[Data records]

——————————

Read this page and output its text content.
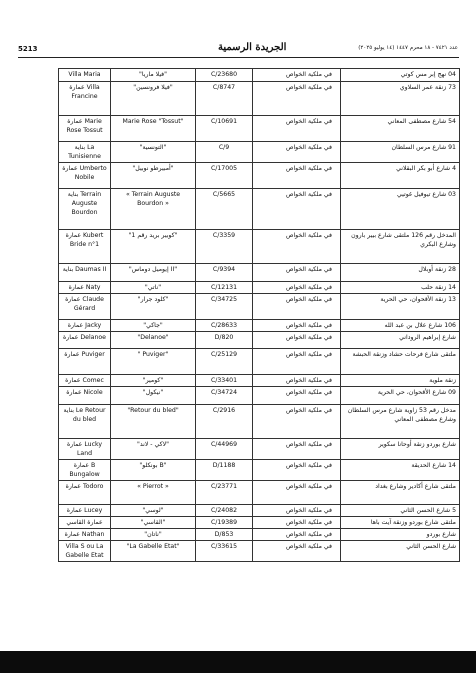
عدد ٧٤٢١ - ١٨ محرم ١٤٤٧ (١٤ يوليو ٢٠٢٥)
الجريدة الرسمية
5213
Villa Maria	"فيلا ماريا"	C/23680	في ملكية الخواص	04 نهج إبر مس كوتي
عمارة Villa Francine	"فيلا فرونسين"	C/8747	في ملكية الخواص	73 زنقة عمر السلاوي
عمارة Marie Rose Tossut	Marie Rose "Tossut"	C/10691	في ملكية الخواص	54 شارع مصطفى المعاني
بناية La Tunisienne	"التونسية"	C/9	في ملكية الخواص	91 شارع مرس السلطان
عمارة Umberto Nobile	"أمبيرطو نوبيل"	C/17005	في ملكية الخواص	4 شارع أبو بكر البقلاني
بناية Terrain Auguste Bourdon	« Terrain Auguste Bourdon »	C/5665	في ملكية الخواص	03 شارع تيوفيل غوتيي
عمارة Kubert Bride n°1	"كوبير بريد رقم 1"	C/3359	في ملكية الخواص	المدخل رقم 126 ملتقى شارع بيير بارون وشارع البكري
بناية Daumas II	"إيوميل دوماس II"	C/9394	في ملكية الخواص	28 زنقة أوبلال
عمارة Naty	"ناتي"	C/12131	في ملكية الخواص	14 زنقة حلب
عمارة Claude Gérard	"كلود جرار"	C/34725	في ملكية الخواص	13 زنقة الأقحوان، حي الحرية
عمارة Jacky	"جاكي"	C/28633	في ملكية الخواص	106 شارع علال بن عبد الله
عمارة Delanoe	"Delanoe"	D/820	في ملكية الخواص	شارع إبراهيم الروداني
عمارة Puviger	" Puviger"	C/25129	في ملكية الخواص	ملتقى شارع فرحات حشاد وزنقة الحبشة
عمارة Comec	"كومير"	C/33401	في ملكية الخواص	زنقة ملوية
عمارة Nicole	"نيكول"	C/34724	في ملكية الخواص	09 شارع الأقحوان، حي الحرية
بناية Le Retour du bled	"Retour du bled"	C/2916	في ملكية الخواص	مدخل رقم 53 زاوية شارع مرس السلطان وشارع مصطفى المعاني
عمارة Lucky Land	"لاكي - لاند"	C/44969	في ملكية الخواص	شارع بوردو زنقة أوحانا سكوير
عمارة B Bungalow	"بونكلو B"	D/1188	في ملكية الخواص	14 شارع الحديقة
عمارة Todoro	« Pierrot »	C/23771	في ملكية الخواص	ملتقى شارع أكادير وشارع بغداد
عمارة Lucey	"لوسي"	C/24082	في ملكية الخواص	5 شارع الحسن الثاني
عمارة القاسي	"القاسي"	C/19389	في ملكية الخواص	ملتقى شارع بوردو وزنقة آيت باها
عمارة Nathan	"ناتان"	D/853	في ملكية الخواص	شارع بوردو
Villa S ou La Gabelle Etat	"La Gabelle Etat"	C/33615	في ملكية الخواص	شارع الحسن الثاني
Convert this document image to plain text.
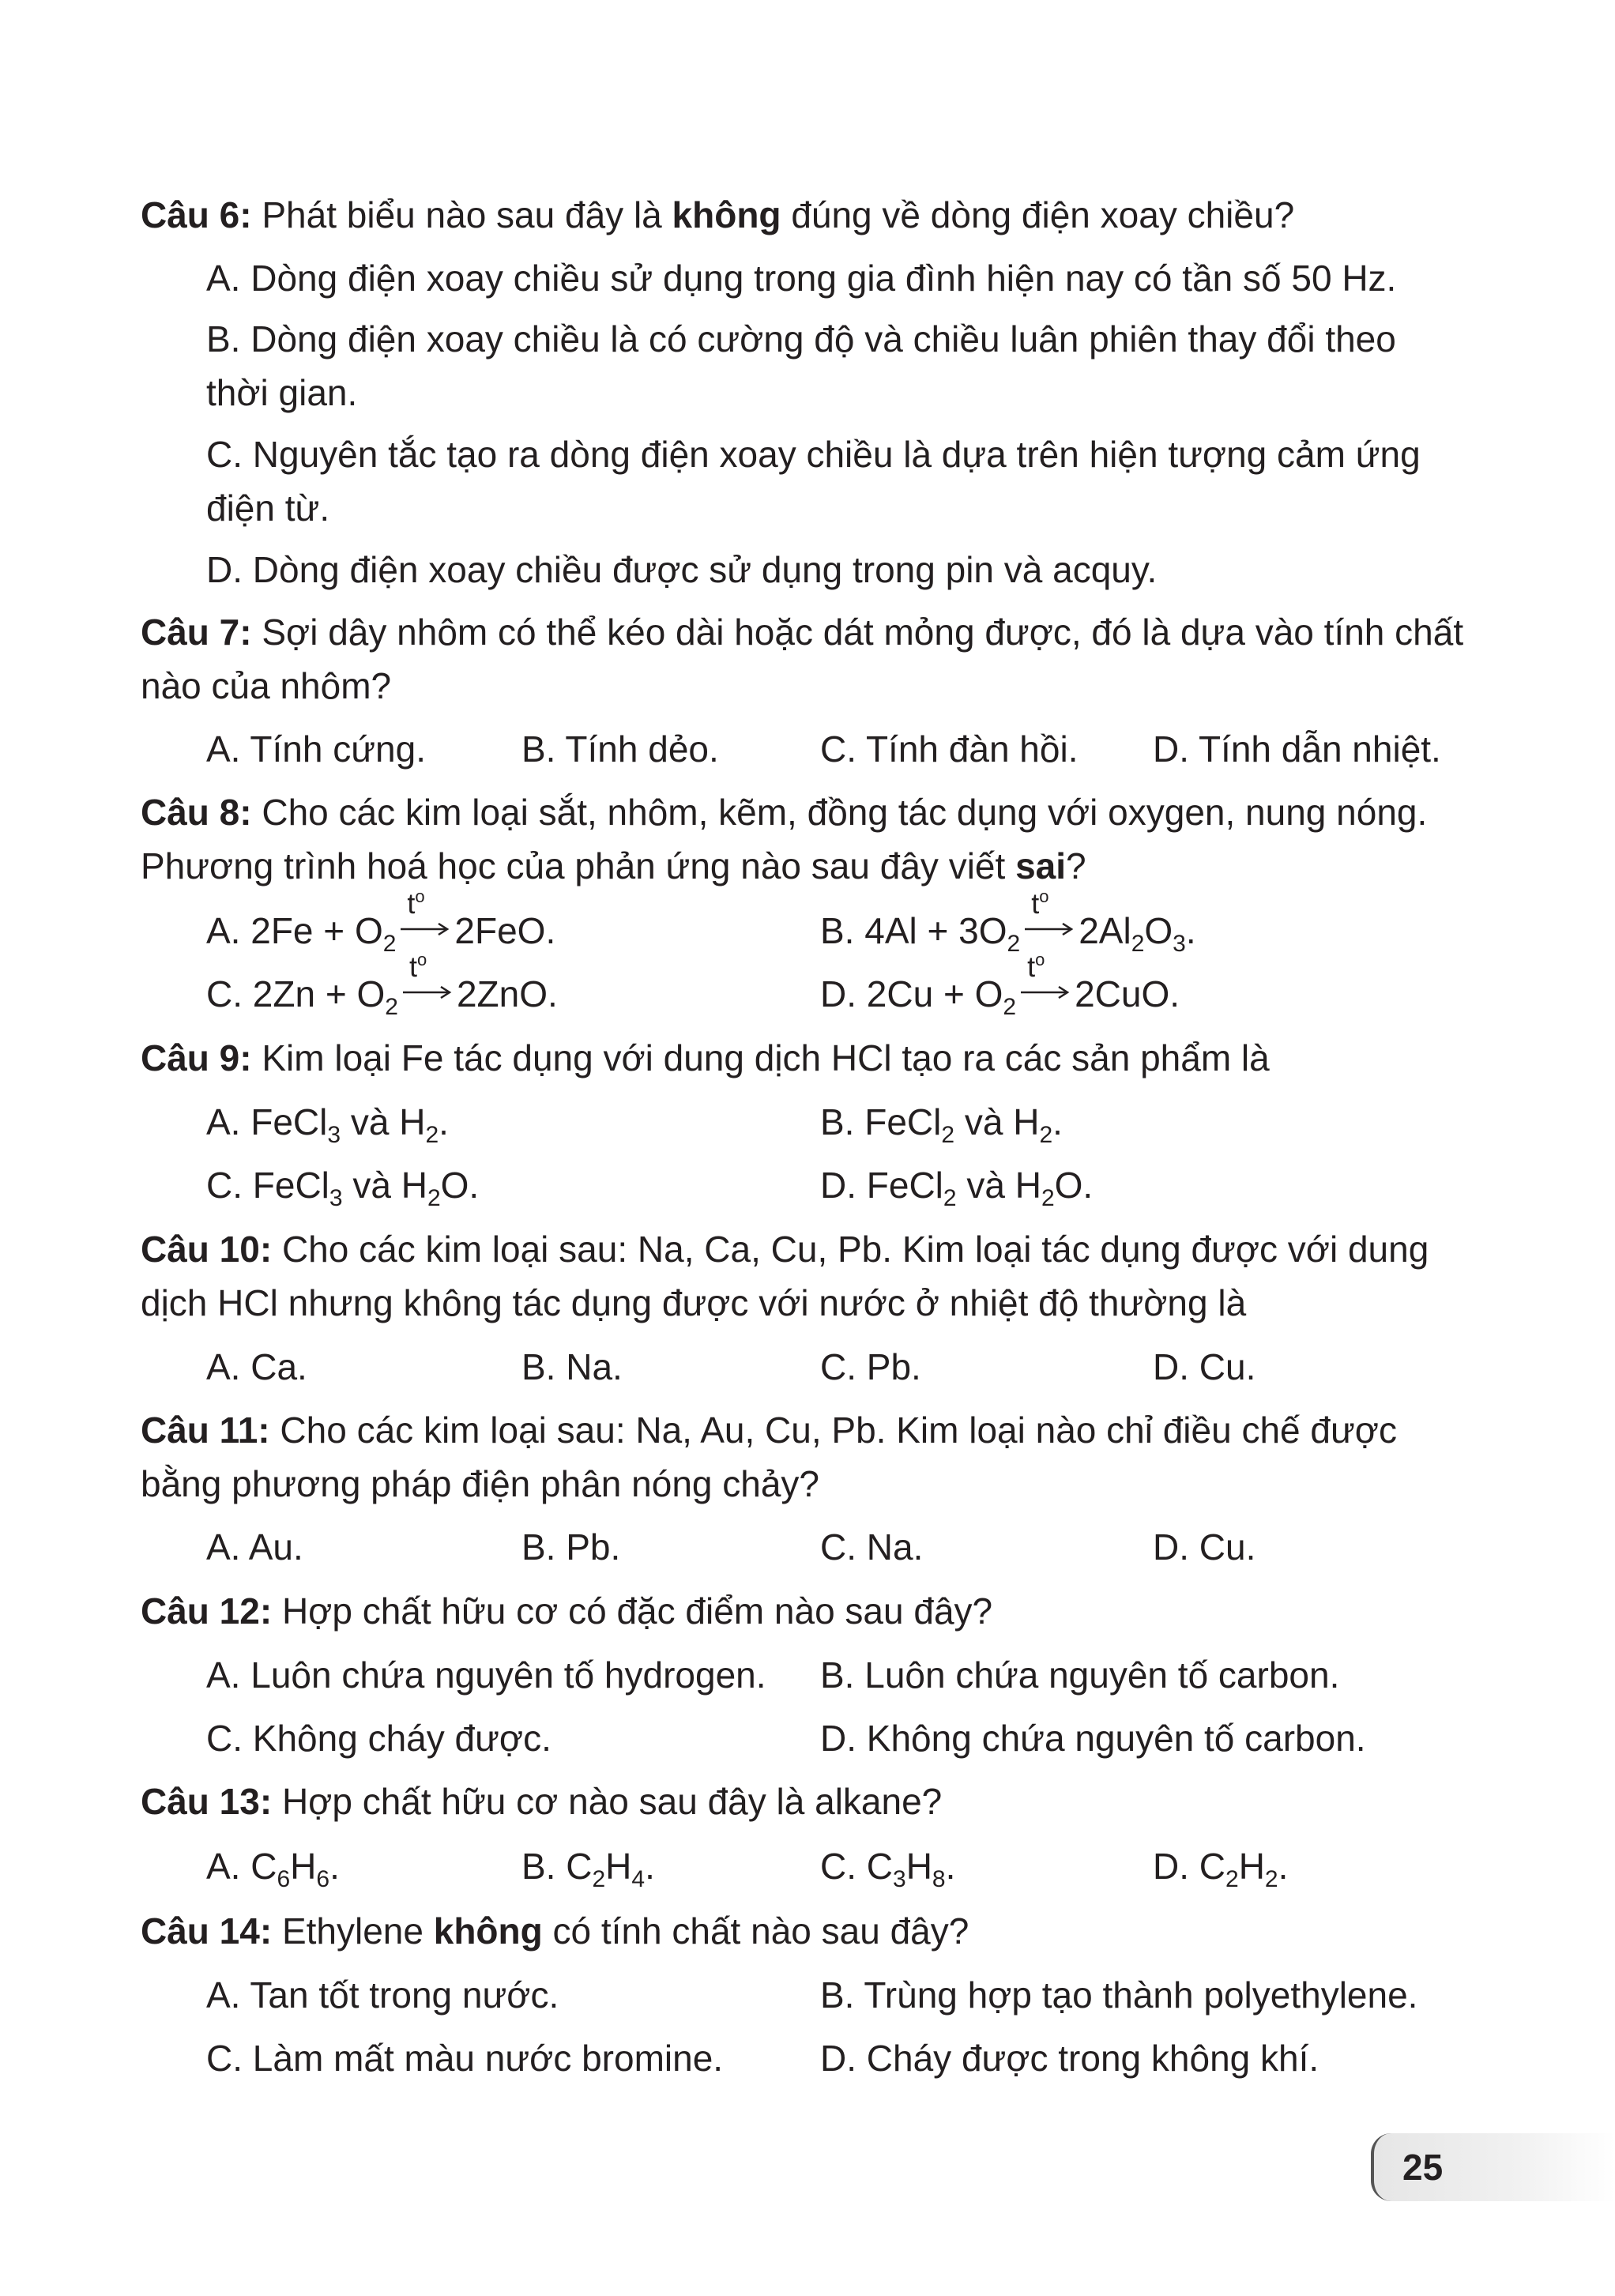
Câu 6: Phát biểu nào sau đây là không đúng về dòng điện xoay chiều?
A. Dòng điện xoay chiều sử dụng trong gia đình hiện nay có tần số 50 Hz.
B. Dòng điện xoay chiều là có cường độ và chiều luân phiên thay đổi theo thời gian.
C. Nguyên tắc tạo ra dòng điện xoay chiều là dựa trên hiện tượng cảm ứng điện từ.
D. Dòng điện xoay chiều được sử dụng trong pin và acquy.
Câu 7: Sợi dây nhôm có thể kéo dài hoặc dát mỏng được, đó là dựa vào tính chất nào của nhôm?
A. Tính cứng.	B. Tính dẻo.	C. Tính đàn hồi. D. Tính dẫn nhiệt.
Câu 8: Cho các kim loại sắt, nhôm, kẽm, đồng tác dụng với oxygen, nung nóng. Phương trình hoá học của phản ứng nào sau đây viết sai?
A. $2Fe + O_2$
$t^o$
2FeO.	B. $4Al + 3O_2$
$t^o$
$2Al_2O_3$.
C. $2Zn + O_2$
$t^o$
2ZnO.	D. $2Cu + O_2$
$t^o$
2CuO.
Câu 9: Kim loại Fe tác dụng với dung dịch HCl tạo ra các sản phẩm là
A. FeCl$_3$ và $H_2$.	B. FeCl$_2$ và $H_2$.
C. FeCl$_3$ và $H_2O$.	D. FeCl$_2$ và $H_2O$.
Câu 10: Cho các kim loại sau: Na, Ca, Cu, Pb. Kim loại tác dụng được với dung dịch HCl nhưng không tác dụng được với nước ở nhiệt độ thường là
A. Ca.	B. Na.	C. Pb.	D. Cu.
Câu 11: Cho các kim loại sau: Na, Au, Cu, Pb. Kim loại nào chỉ điều chế được bằng phương pháp điện phân nóng chảy?
A. Au.	B. Pb.	C. Na.	D. Cu.
Câu 12: Hợp chất hữu cơ có đặc điểm nào sau đây?
A. Luôn chứa nguyên tố hydrogen. B. Luôn chứa nguyên tố carbon.
C. Không cháy được.	D. Không chứa nguyên tố carbon.
Câu 13: Hợp chất hữu cơ nào sau đây là alkane?
A. $C_6H_6$.	B. $C_2H_4$.	C. $C_3H_8$.	D. $C_2H_2$.
Câu 14: Ethylene không có tính chất nào sau đây?
A. Tan tốt trong nước.	B. Trùng hợp tạo thành polyethylene.
C. Làm mất màu nước bromine.	D. Cháy được trong không khí.
25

——————————

◆ **Prompt**
Extract, from the listing above, every line where the string "dụng" occurs.

◆ **Written answer**
A. Dòng điện xoay chiều sử dụng trong gia đình hiện nay có tần số 50 Hz.
D. Dòng điện xoay chiều được sử dụng trong pin và acquy.
Câu 8: Cho các kim loại sắt, nhôm, kẽm, đồng tác dụng với oxygen, nung nóng. Phương trình hoá học của phản ứng nào sau đây viết sai?
Câu 9: Kim loại Fe tác dụng với dung dịch HCl tạo ra các sản phẩm là
Câu 10: Cho các kim loại sau: Na, Ca, Cu, Pb. Kim loại tác dụng được với dung dịch HCl nhưng không tác dụng được với nước ở nhiệt độ thường là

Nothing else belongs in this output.